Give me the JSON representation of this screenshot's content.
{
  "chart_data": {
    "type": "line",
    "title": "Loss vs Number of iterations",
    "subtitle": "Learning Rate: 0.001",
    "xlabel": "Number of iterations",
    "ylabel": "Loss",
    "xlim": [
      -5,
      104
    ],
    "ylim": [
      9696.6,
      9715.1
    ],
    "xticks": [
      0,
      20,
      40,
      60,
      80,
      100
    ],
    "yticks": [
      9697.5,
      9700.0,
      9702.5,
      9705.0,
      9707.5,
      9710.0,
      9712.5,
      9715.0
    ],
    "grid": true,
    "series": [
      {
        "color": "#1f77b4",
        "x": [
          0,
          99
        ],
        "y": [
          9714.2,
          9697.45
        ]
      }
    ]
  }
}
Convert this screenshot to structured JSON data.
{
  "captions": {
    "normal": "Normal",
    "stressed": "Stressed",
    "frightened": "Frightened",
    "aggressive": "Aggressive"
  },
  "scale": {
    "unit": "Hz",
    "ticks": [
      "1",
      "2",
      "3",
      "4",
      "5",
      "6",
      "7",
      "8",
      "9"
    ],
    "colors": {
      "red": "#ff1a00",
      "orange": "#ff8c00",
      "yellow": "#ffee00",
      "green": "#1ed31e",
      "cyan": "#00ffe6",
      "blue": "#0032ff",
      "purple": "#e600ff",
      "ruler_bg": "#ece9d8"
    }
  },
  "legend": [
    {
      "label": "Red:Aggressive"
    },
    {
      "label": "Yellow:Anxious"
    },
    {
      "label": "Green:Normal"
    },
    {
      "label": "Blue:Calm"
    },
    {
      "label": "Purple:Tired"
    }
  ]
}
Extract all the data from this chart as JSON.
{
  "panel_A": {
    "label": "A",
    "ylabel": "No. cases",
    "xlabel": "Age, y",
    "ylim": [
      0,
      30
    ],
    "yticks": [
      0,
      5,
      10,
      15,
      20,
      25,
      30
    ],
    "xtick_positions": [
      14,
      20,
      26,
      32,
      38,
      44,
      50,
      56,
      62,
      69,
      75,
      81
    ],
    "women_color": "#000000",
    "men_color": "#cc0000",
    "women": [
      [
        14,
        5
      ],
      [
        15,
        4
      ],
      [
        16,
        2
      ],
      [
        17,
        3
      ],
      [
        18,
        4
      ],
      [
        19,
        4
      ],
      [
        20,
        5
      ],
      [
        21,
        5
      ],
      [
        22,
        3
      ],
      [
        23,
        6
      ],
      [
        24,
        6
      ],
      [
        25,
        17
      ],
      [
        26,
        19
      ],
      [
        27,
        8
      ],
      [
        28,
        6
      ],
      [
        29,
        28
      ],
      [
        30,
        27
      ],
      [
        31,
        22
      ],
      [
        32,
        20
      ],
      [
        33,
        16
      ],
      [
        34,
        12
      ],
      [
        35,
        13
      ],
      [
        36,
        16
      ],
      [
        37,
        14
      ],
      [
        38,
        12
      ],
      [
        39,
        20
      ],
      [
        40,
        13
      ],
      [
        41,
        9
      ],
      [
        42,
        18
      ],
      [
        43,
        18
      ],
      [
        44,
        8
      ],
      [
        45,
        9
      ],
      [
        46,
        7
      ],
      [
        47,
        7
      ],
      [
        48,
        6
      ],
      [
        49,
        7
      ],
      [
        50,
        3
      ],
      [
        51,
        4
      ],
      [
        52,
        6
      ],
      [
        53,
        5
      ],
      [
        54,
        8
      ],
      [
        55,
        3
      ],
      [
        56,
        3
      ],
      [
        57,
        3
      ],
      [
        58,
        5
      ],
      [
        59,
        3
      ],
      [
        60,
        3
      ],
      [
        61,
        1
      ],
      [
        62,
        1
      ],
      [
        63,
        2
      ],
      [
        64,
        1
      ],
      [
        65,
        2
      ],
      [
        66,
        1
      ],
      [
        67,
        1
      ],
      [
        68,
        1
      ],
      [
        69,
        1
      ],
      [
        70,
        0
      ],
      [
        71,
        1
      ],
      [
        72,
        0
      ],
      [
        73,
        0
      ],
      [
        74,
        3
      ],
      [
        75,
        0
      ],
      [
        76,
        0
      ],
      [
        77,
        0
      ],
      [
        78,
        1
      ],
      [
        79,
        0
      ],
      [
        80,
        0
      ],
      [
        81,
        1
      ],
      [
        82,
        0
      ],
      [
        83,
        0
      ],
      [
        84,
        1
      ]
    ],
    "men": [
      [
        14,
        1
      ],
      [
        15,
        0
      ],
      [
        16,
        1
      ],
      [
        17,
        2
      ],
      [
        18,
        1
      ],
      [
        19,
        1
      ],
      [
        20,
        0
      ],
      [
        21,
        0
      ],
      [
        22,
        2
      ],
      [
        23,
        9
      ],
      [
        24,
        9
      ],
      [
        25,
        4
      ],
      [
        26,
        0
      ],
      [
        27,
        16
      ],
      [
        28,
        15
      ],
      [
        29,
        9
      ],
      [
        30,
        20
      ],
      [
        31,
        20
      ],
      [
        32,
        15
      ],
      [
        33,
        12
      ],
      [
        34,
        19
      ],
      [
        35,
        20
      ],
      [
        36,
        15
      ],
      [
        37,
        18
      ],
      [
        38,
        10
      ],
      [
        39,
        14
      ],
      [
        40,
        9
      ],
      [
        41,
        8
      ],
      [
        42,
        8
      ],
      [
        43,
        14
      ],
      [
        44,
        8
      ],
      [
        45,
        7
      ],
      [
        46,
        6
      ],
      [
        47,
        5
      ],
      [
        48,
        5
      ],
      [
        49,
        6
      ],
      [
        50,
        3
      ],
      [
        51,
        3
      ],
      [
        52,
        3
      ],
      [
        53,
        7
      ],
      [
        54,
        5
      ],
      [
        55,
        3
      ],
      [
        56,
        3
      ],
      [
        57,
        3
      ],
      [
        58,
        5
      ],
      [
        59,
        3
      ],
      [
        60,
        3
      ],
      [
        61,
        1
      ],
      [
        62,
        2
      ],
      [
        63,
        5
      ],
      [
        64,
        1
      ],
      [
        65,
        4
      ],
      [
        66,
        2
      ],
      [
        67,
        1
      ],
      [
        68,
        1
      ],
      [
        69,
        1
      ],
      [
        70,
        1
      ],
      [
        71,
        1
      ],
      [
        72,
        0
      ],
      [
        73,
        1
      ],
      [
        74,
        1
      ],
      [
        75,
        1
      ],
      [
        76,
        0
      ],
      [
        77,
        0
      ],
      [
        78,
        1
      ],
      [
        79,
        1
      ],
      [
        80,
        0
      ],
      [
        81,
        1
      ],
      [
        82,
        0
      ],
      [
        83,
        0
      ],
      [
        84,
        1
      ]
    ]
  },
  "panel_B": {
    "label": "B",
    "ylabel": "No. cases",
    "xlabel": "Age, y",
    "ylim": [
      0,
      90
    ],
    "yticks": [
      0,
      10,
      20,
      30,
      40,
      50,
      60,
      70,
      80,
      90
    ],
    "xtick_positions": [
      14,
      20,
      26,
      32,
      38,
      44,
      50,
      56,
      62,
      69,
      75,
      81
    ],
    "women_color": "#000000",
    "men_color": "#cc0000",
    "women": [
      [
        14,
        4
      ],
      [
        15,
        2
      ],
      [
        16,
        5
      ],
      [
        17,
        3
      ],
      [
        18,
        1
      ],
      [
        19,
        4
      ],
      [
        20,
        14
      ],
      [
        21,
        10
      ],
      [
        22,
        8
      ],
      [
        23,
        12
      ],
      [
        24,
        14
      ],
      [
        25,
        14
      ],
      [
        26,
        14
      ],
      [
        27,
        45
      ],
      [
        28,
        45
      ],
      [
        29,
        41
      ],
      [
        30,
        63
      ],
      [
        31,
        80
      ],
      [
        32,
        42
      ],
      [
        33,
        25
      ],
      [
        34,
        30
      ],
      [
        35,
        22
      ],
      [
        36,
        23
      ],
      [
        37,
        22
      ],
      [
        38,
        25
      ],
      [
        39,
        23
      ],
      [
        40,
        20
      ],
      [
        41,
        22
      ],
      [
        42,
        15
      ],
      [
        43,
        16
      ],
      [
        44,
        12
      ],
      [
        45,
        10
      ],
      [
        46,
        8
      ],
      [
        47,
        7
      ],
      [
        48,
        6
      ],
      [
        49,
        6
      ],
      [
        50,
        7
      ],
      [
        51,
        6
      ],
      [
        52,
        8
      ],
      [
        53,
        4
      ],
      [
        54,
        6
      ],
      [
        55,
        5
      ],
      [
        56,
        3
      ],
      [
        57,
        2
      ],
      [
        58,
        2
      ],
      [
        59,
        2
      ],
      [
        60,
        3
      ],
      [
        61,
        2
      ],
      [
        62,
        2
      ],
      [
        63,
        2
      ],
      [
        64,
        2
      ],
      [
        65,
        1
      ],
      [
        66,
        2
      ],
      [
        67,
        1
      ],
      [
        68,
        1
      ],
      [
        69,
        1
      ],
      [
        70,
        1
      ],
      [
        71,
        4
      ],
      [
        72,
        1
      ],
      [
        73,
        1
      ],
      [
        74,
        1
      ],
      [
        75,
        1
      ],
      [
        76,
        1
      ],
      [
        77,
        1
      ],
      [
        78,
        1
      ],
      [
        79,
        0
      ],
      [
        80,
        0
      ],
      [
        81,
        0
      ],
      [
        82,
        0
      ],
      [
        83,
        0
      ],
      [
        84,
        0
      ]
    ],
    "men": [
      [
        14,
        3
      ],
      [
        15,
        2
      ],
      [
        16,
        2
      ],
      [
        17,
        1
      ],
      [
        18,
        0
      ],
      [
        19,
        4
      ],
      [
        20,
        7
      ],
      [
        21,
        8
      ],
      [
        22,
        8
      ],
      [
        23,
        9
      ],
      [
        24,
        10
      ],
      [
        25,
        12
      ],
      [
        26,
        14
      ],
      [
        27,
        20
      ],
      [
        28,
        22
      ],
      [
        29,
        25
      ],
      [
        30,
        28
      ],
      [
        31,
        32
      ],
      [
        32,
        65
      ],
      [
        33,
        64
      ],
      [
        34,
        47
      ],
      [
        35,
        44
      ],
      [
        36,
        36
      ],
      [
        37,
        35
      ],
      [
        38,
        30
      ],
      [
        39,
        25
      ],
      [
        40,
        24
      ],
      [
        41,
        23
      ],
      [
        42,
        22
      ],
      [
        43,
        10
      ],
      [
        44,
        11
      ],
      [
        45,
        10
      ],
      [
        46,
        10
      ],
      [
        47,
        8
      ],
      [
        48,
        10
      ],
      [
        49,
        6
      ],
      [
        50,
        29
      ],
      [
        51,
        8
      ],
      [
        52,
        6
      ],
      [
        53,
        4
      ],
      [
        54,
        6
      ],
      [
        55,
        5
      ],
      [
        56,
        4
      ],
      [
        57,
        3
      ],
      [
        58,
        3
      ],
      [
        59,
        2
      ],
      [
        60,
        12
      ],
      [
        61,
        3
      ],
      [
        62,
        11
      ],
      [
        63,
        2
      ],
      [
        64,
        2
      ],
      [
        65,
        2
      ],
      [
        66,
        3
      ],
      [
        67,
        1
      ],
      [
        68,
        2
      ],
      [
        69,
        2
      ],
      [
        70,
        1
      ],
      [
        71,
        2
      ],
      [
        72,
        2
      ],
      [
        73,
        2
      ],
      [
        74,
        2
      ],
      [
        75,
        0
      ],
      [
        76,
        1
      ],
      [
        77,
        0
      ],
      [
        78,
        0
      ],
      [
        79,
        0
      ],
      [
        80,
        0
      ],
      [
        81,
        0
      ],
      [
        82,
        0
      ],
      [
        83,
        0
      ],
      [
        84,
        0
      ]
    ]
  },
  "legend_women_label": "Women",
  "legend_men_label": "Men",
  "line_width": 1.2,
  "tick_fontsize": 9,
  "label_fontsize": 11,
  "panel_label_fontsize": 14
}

**REQUIREMENTS:**
For the entries shown above, give the number of lines that include the word "this", without any other text.

**SOLUTION:**
3